# [Problem]
Repeat the whole listing exactly as written.

# [Dataset records]
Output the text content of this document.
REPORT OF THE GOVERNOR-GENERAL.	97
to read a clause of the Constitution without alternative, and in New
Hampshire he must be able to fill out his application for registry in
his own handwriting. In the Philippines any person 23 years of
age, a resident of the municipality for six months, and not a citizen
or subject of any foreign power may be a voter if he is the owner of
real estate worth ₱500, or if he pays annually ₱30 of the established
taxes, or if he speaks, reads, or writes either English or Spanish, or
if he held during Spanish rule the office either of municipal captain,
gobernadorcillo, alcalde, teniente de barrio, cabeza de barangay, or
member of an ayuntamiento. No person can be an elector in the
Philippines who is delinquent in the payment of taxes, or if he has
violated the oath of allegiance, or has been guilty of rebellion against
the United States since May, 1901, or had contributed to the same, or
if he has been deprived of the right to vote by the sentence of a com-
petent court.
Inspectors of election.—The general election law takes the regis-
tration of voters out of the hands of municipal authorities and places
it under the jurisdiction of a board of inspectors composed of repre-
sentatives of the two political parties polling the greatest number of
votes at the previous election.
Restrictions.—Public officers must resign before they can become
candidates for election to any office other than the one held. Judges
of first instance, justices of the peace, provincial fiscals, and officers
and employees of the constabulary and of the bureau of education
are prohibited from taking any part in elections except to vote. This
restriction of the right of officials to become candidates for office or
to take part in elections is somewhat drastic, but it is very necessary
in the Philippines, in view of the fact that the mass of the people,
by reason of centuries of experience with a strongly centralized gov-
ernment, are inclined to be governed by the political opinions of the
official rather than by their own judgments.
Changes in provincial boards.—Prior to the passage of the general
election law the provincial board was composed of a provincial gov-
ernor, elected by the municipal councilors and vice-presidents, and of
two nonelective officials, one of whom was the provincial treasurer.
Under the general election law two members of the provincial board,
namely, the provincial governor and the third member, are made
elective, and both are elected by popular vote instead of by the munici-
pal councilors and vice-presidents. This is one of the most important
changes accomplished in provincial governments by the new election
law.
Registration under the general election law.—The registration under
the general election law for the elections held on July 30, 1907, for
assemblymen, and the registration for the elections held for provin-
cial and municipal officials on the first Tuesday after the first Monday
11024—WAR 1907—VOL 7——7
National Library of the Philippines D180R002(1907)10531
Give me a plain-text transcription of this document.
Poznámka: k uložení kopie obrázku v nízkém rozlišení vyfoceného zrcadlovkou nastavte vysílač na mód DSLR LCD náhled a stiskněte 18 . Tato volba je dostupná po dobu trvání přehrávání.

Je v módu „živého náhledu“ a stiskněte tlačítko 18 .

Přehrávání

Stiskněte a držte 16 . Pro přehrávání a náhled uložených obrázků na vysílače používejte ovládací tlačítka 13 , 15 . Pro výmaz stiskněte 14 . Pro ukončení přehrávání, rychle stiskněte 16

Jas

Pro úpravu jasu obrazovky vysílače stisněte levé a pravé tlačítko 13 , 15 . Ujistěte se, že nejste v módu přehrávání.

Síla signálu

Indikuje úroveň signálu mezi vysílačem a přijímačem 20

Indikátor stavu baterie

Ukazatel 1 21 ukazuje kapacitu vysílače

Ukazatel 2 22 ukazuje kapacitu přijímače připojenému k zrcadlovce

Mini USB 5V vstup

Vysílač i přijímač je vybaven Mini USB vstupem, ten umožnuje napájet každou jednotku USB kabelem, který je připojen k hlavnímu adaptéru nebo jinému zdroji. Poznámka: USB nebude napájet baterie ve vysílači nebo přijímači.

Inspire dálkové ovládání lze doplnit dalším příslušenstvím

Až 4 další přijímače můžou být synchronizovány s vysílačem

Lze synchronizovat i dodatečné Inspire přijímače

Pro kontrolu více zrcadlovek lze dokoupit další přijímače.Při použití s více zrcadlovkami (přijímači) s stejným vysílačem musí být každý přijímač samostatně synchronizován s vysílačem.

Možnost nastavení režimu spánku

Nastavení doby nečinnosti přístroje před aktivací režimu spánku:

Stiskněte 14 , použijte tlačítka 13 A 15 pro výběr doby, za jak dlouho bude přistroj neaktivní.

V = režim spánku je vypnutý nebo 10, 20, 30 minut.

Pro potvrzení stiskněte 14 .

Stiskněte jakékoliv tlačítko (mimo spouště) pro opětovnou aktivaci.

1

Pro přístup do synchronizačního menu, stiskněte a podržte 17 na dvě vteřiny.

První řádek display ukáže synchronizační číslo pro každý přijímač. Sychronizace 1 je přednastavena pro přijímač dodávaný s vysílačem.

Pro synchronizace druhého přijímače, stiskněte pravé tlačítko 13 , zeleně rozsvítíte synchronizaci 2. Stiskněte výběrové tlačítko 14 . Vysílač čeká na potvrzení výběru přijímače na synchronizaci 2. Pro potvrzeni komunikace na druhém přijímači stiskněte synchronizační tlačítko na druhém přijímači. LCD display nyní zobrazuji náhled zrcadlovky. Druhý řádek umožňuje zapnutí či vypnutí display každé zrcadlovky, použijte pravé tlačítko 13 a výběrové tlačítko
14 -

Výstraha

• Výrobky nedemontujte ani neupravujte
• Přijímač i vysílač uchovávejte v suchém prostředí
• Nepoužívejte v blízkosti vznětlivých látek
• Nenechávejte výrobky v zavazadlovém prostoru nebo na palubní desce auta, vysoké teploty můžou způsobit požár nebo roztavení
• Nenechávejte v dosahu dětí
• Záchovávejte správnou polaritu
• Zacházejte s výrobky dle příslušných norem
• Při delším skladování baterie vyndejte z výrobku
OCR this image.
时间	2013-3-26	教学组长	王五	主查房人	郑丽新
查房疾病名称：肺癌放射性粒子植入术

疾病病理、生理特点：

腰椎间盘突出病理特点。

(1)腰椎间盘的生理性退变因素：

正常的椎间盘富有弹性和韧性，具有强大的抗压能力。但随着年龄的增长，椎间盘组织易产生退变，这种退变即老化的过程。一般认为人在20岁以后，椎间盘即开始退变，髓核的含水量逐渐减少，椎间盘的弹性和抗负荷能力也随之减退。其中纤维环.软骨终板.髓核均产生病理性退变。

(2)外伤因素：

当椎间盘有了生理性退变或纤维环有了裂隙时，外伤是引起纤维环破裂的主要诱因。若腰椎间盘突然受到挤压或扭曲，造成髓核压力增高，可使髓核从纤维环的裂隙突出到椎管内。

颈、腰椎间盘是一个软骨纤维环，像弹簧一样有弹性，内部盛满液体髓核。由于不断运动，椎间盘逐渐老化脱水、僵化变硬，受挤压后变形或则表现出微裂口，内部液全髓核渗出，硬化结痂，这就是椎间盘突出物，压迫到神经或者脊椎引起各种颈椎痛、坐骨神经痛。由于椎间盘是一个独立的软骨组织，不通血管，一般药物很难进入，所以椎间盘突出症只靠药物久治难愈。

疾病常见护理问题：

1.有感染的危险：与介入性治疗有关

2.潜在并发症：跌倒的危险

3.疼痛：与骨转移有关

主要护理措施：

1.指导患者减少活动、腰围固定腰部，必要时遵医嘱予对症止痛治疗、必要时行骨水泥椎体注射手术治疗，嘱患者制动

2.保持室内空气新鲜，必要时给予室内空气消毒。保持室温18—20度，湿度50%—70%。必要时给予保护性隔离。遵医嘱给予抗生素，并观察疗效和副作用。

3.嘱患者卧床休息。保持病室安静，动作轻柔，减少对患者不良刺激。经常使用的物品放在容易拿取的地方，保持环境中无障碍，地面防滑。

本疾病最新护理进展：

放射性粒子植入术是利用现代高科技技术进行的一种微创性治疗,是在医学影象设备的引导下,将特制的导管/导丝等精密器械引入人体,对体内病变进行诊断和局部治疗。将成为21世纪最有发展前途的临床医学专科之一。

# [Solution to this task]
Output the text content of this document.
REPORT OF THE GOVERNOR-GENERAL.	97
to read a clause of the Constitution without alternative, and in New
Hampshire he must be able to fill out his application for registry in
his own handwriting. In the Philippines any person 23 years of
age, a resident of the municipality for six months, and not a citizen
or subject of any foreign power may be a voter if he is the owner of
real estate worth ₱500, or if he pays annually ₱30 of the established
taxes, or if he speaks, reads, or writes either English or Spanish, or
if he held during Spanish rule the office either of municipal captain,
gobernadorcillo, alcalde, teniente de barrio, cabeza de barangay, or
member of an ayuntamiento. No person can be an elector in the
Philippines who is delinquent in the payment of taxes, or if he has
violated the oath of allegiance, or has been guilty of rebellion against
the United States since May, 1901, or had contributed to the same, or
if he has been deprived of the right to vote by the sentence of a com-
petent court.
Inspectors of election.—The general election law takes the regis-
tration of voters out of the hands of municipal authorities and places
it under the jurisdiction of a board of inspectors composed of repre-
sentatives of the two political parties polling the greatest number of
votes at the previous election.
Restrictions.—Public officers must resign before they can become
candidates for election to any office other than the one held. Judges
of first instance, justices of the peace, provincial fiscals, and officers
and employees of the constabulary and of the bureau of education
are prohibited from taking any part in elections except to vote. This
restriction of the right of officials to become candidates for office or
to take part in elections is somewhat drastic, but it is very necessary
in the Philippines, in view of the fact that the mass of the people,
by reason of centuries of experience with a strongly centralized gov-
ernment, are inclined to be governed by the political opinions of the
official rather than by their own judgments.
Changes in provincial boards.—Prior to the passage of the general
election law the provincial board was composed of a provincial gov-
ernor, elected by the municipal councilors and vice-presidents, and of
two nonelective officials, one of whom was the provincial treasurer.
Under the general election law two members of the provincial board,
namely, the provincial governor and the third member, are made
elective, and both are elected by popular vote instead of by the munici-
pal councilors and vice-presidents. This is one of the most important
changes accomplished in provincial governments by the new election
law.
Registration under the general election law.—The registration under
the general election law for the elections held on July 30, 1907, for
assemblymen, and the registration for the elections held for provin-
cial and municipal officials on the first Tuesday after the first Monday
11024—WAR 1907—VOL 7——7
National Library of the Philippines D180R002(1907)10531
Give me a plain-text transcription of this document.
Poznámka: k uložení kopie obrázku v nízkém rozlišení vyfoceného zrcadlovkou nastavte vysílač na mód DSLR LCD náhled a stiskněte 18 . Tato volba je dostupná po dobu trvání přehrávání.

Je v módu „živého náhledu“ a stiskněte tlačítko 18 .

Přehrávání

Stiskněte a držte 16 . Pro přehrávání a náhled uložených obrázků na vysílače používejte ovládací tlačítka 13 , 15 . Pro výmaz stiskněte 14 . Pro ukončení přehrávání, rychle stiskněte 16

Jas

Pro úpravu jasu obrazovky vysílače stisněte levé a pravé tlačítko 13 , 15 . Ujistěte se, že nejste v módu přehrávání.

Síla signálu

Indikuje úroveň signálu mezi vysílačem a přijímačem 20

Indikátor stavu baterie

Ukazatel 1 21 ukazuje kapacitu vysílače

Ukazatel 2 22 ukazuje kapacitu přijímače připojenému k zrcadlovce

Mini USB 5V vstup

Vysílač i přijímač je vybaven Mini USB vstupem, ten umožnuje napájet každou jednotku USB kabelem, který je připojen k hlavnímu adaptéru nebo jinému zdroji. Poznámka: USB nebude napájet baterie ve vysílači nebo přijímači.

Inspire dálkové ovládání lze doplnit dalším příslušenstvím

Až 4 další přijímače můžou být synchronizovány s vysílačem

Lze synchronizovat i dodatečné Inspire přijímače

Pro kontrolu více zrcadlovek lze dokoupit další přijímače.Při použití s více zrcadlovkami (přijímači) s stejným vysílačem musí být každý přijímač samostatně synchronizován s vysílačem.

Možnost nastavení režimu spánku

Nastavení doby nečinnosti přístroje před aktivací režimu spánku:

Stiskněte 14 , použijte tlačítka 13 A 15 pro výběr doby, za jak dlouho bude přistroj neaktivní.

V = režim spánku je vypnutý nebo 10, 20, 30 minut.

Pro potvrzení stiskněte 14 .

Stiskněte jakékoliv tlačítko (mimo spouště) pro opětovnou aktivaci.

1

Pro přístup do synchronizačního menu, stiskněte a podržte 17 na dvě vteřiny.

První řádek display ukáže synchronizační číslo pro každý přijímač. Sychronizace 1 je přednastavena pro přijímač dodávaný s vysílačem.

Pro synchronizace druhého přijímače, stiskněte pravé tlačítko 13 , zeleně rozsvítíte synchronizaci 2. Stiskněte výběrové tlačítko 14 . Vysílač čeká na potvrzení výběru přijímače na synchronizaci 2. Pro potvrzeni komunikace na druhém přijímači stiskněte synchronizační tlačítko na druhém přijímači. LCD display nyní zobrazuji náhled zrcadlovky. Druhý řádek umožňuje zapnutí či vypnutí display každé zrcadlovky, použijte pravé tlačítko 13 a výběrové tlačítko
14 -

Výstraha

• Výrobky nedemontujte ani neupravujte
• Přijímač i vysílač uchovávejte v suchém prostředí
• Nepoužívejte v blízkosti vznětlivých látek
• Nenechávejte výrobky v zavazadlovém prostoru nebo na palubní desce auta, vysoké teploty můžou způsobit požár nebo roztavení
• Nenechávejte v dosahu dětí
• Záchovávejte správnou polaritu
• Zacházejte s výrobky dle příslušných norem
• Při delším skladování baterie vyndejte z výrobku
OCR this image.
时间	2013-3-26	教学组长	王五	主查房人	郑丽新
查房疾病名称：肺癌放射性粒子植入术

疾病病理、生理特点：

腰椎间盘突出病理特点。

(1)腰椎间盘的生理性退变因素：

正常的椎间盘富有弹性和韧性，具有强大的抗压能力。但随着年龄的增长，椎间盘组织易产生退变，这种退变即老化的过程。一般认为人在20岁以后，椎间盘即开始退变，髓核的含水量逐渐减少，椎间盘的弹性和抗负荷能力也随之减退。其中纤维环.软骨终板.髓核均产生病理性退变。

(2)外伤因素：

当椎间盘有了生理性退变或纤维环有了裂隙时，外伤是引起纤维环破裂的主要诱因。若腰椎间盘突然受到挤压或扭曲，造成髓核压力增高，可使髓核从纤维环的裂隙突出到椎管内。

颈、腰椎间盘是一个软骨纤维环，像弹簧一样有弹性，内部盛满液体髓核。由于不断运动，椎间盘逐渐老化脱水、僵化变硬，受挤压后变形或则表现出微裂口，内部液全髓核渗出，硬化结痂，这就是椎间盘突出物，压迫到神经或者脊椎引起各种颈椎痛、坐骨神经痛。由于椎间盘是一个独立的软骨组织，不通血管，一般药物很难进入，所以椎间盘突出症只靠药物久治难愈。

疾病常见护理问题：

1.有感染的危险：与介入性治疗有关

2.潜在并发症：跌倒的危险

3.疼痛：与骨转移有关

主要护理措施：

1.指导患者减少活动、腰围固定腰部，必要时遵医嘱予对症止痛治疗、必要时行骨水泥椎体注射手术治疗，嘱患者制动

2.保持室内空气新鲜，必要时给予室内空气消毒。保持室温18—20度，湿度50%—70%。必要时给予保护性隔离。遵医嘱给予抗生素，并观察疗效和副作用。

3.嘱患者卧床休息。保持病室安静，动作轻柔，减少对患者不良刺激。经常使用的物品放在容易拿取的地方，保持环境中无障碍，地面防滑。

本疾病最新护理进展：

放射性粒子植入术是利用现代高科技技术进行的一种微创性治疗,是在医学影象设备的引导下,将特制的导管/导丝等精密器械引入人体,对体内病变进行诊断和局部治疗。将成为21世纪最有发展前途的临床医学专科之一。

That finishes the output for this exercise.